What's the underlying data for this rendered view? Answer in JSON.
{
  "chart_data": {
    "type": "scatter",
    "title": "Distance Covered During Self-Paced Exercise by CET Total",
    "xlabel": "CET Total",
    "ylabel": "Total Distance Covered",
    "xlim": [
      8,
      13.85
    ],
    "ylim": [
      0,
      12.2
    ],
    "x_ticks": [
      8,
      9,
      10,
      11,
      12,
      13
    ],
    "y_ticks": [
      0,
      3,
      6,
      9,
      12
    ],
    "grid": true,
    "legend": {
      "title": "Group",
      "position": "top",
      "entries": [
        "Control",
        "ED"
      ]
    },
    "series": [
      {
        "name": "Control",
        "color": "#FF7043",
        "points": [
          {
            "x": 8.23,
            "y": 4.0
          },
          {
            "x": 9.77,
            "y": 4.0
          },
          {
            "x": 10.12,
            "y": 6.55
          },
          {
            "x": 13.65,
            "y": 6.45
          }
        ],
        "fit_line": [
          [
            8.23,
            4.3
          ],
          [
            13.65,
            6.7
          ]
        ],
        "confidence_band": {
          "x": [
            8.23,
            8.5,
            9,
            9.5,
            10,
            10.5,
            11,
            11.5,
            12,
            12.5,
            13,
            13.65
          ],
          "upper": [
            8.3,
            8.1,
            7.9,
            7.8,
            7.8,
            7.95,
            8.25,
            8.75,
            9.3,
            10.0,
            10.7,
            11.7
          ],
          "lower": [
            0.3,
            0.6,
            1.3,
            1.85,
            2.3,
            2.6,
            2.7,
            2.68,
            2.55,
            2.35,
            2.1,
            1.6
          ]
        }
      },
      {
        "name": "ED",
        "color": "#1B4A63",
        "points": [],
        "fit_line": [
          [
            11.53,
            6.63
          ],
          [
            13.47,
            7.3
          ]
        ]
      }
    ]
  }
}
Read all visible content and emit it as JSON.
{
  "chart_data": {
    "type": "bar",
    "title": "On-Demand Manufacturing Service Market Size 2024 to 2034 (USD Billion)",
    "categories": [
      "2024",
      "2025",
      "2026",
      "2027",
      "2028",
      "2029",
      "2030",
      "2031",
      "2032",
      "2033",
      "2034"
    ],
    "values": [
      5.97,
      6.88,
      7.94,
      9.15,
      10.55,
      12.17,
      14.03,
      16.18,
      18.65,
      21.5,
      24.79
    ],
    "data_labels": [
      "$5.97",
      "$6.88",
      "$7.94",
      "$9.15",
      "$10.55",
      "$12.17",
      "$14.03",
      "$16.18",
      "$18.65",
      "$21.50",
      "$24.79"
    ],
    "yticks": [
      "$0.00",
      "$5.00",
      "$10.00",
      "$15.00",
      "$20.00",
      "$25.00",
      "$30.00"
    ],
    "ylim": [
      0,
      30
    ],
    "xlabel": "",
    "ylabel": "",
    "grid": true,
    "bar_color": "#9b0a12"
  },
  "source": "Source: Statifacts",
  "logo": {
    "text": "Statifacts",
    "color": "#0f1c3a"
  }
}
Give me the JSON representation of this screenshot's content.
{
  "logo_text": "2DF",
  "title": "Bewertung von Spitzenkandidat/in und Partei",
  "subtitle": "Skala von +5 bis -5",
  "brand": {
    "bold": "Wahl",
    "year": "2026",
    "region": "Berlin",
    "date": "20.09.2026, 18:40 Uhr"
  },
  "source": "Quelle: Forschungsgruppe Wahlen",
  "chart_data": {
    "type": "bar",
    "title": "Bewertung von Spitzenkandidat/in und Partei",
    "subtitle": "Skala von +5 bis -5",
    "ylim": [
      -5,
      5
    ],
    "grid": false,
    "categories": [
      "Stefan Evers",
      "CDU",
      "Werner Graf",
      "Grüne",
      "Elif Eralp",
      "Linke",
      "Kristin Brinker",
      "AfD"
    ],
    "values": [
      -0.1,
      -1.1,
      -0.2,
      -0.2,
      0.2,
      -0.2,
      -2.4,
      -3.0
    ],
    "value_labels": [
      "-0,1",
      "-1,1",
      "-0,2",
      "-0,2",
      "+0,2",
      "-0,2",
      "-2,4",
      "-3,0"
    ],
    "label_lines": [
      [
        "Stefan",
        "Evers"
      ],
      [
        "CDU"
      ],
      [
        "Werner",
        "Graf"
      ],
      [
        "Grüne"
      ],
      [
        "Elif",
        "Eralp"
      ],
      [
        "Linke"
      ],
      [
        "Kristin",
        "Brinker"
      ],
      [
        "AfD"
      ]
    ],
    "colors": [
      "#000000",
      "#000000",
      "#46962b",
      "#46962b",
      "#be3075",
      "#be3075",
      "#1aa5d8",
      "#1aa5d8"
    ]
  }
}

────────

### What you need to do
Pick out the lines containing the word "Bewertung" and show them.

### Response to this task
  "title": "Bewertung von Spitzenkandidat/in und Partei",
    "title": "Bewertung von Spitzenkandidat/in und Partei",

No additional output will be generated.